■ WHAT IS ASKED: Reproduce the listing that follows with no differences at all.

(Excerpts from a figure dataset)
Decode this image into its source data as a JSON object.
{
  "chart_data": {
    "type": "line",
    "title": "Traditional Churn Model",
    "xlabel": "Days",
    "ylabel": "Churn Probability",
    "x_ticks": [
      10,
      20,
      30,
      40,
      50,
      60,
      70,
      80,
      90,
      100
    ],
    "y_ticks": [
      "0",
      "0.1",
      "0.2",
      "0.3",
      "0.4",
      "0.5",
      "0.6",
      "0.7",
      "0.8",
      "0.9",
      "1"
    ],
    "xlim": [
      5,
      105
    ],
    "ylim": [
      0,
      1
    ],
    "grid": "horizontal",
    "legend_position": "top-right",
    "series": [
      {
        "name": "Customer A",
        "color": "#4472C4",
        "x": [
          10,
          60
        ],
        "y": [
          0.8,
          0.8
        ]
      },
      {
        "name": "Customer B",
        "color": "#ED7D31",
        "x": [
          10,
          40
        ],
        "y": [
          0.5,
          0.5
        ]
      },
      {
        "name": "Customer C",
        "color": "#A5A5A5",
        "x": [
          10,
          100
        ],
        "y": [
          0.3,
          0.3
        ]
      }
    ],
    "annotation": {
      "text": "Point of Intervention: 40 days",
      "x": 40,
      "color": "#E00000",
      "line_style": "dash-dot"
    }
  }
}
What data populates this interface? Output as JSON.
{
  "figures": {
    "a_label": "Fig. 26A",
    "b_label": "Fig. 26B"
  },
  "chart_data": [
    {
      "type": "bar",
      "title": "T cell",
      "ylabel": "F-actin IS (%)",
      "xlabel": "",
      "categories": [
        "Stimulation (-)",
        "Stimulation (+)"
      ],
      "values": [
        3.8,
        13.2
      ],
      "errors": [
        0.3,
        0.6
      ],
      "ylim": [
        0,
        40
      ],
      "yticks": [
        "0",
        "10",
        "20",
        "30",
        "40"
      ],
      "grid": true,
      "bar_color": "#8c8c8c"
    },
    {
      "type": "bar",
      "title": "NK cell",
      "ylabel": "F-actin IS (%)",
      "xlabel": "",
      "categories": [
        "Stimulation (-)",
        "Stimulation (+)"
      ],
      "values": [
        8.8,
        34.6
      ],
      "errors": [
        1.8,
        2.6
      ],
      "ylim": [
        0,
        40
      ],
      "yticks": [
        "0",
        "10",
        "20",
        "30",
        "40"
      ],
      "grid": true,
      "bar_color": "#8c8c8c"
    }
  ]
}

■ EXERCISE RESULT:
Decode this image into its source data as a JSON object.
{
  "chart_data": {
    "type": "line",
    "title": "Traditional Churn Model",
    "xlabel": "Days",
    "ylabel": "Churn Probability",
    "x_ticks": [
      10,
      20,
      30,
      40,
      50,
      60,
      70,
      80,
      90,
      100
    ],
    "y_ticks": [
      "0",
      "0.1",
      "0.2",
      "0.3",
      "0.4",
      "0.5",
      "0.6",
      "0.7",
      "0.8",
      "0.9",
      "1"
    ],
    "xlim": [
      5,
      105
    ],
    "ylim": [
      0,
      1
    ],
    "grid": "horizontal",
    "legend_position": "top-right",
    "series": [
      {
        "name": "Customer A",
        "color": "#4472C4",
        "x": [
          10,
          60
        ],
        "y": [
          0.8,
          0.8
        ]
      },
      {
        "name": "Customer B",
        "color": "#ED7D31",
        "x": [
          10,
          40
        ],
        "y": [
          0.5,
          0.5
        ]
      },
      {
        "name": "Customer C",
        "color": "#A5A5A5",
        "x": [
          10,
          100
        ],
        "y": [
          0.3,
          0.3
        ]
      }
    ],
    "annotation": {
      "text": "Point of Intervention: 40 days",
      "x": 40,
      "color": "#E00000",
      "line_style": "dash-dot"
    }
  }
}
What data populates this interface? Output as JSON.
{
  "figures": {
    "a_label": "Fig. 26A",
    "b_label": "Fig. 26B"
  },
  "chart_data": [
    {
      "type": "bar",
      "title": "T cell",
      "ylabel": "F-actin IS (%)",
      "xlabel": "",
      "categories": [
        "Stimulation (-)",
        "Stimulation (+)"
      ],
      "values": [
        3.8,
        13.2
      ],
      "errors": [
        0.3,
        0.6
      ],
      "ylim": [
        0,
        40
      ],
      "yticks": [
        "0",
        "10",
        "20",
        "30",
        "40"
      ],
      "grid": true,
      "bar_color": "#8c8c8c"
    },
    {
      "type": "bar",
      "title": "NK cell",
      "ylabel": "F-actin IS (%)",
      "xlabel": "",
      "categories": [
        "Stimulation (-)",
        "Stimulation (+)"
      ],
      "values": [
        8.8,
        34.6
      ],
      "errors": [
        1.8,
        2.6
      ],
      "ylim": [
        0,
        40
      ],
      "yticks": [
        "0",
        "10",
        "20",
        "30",
        "40"
      ],
      "grid": true,
      "bar_color": "#8c8c8c"
    }
  ]
}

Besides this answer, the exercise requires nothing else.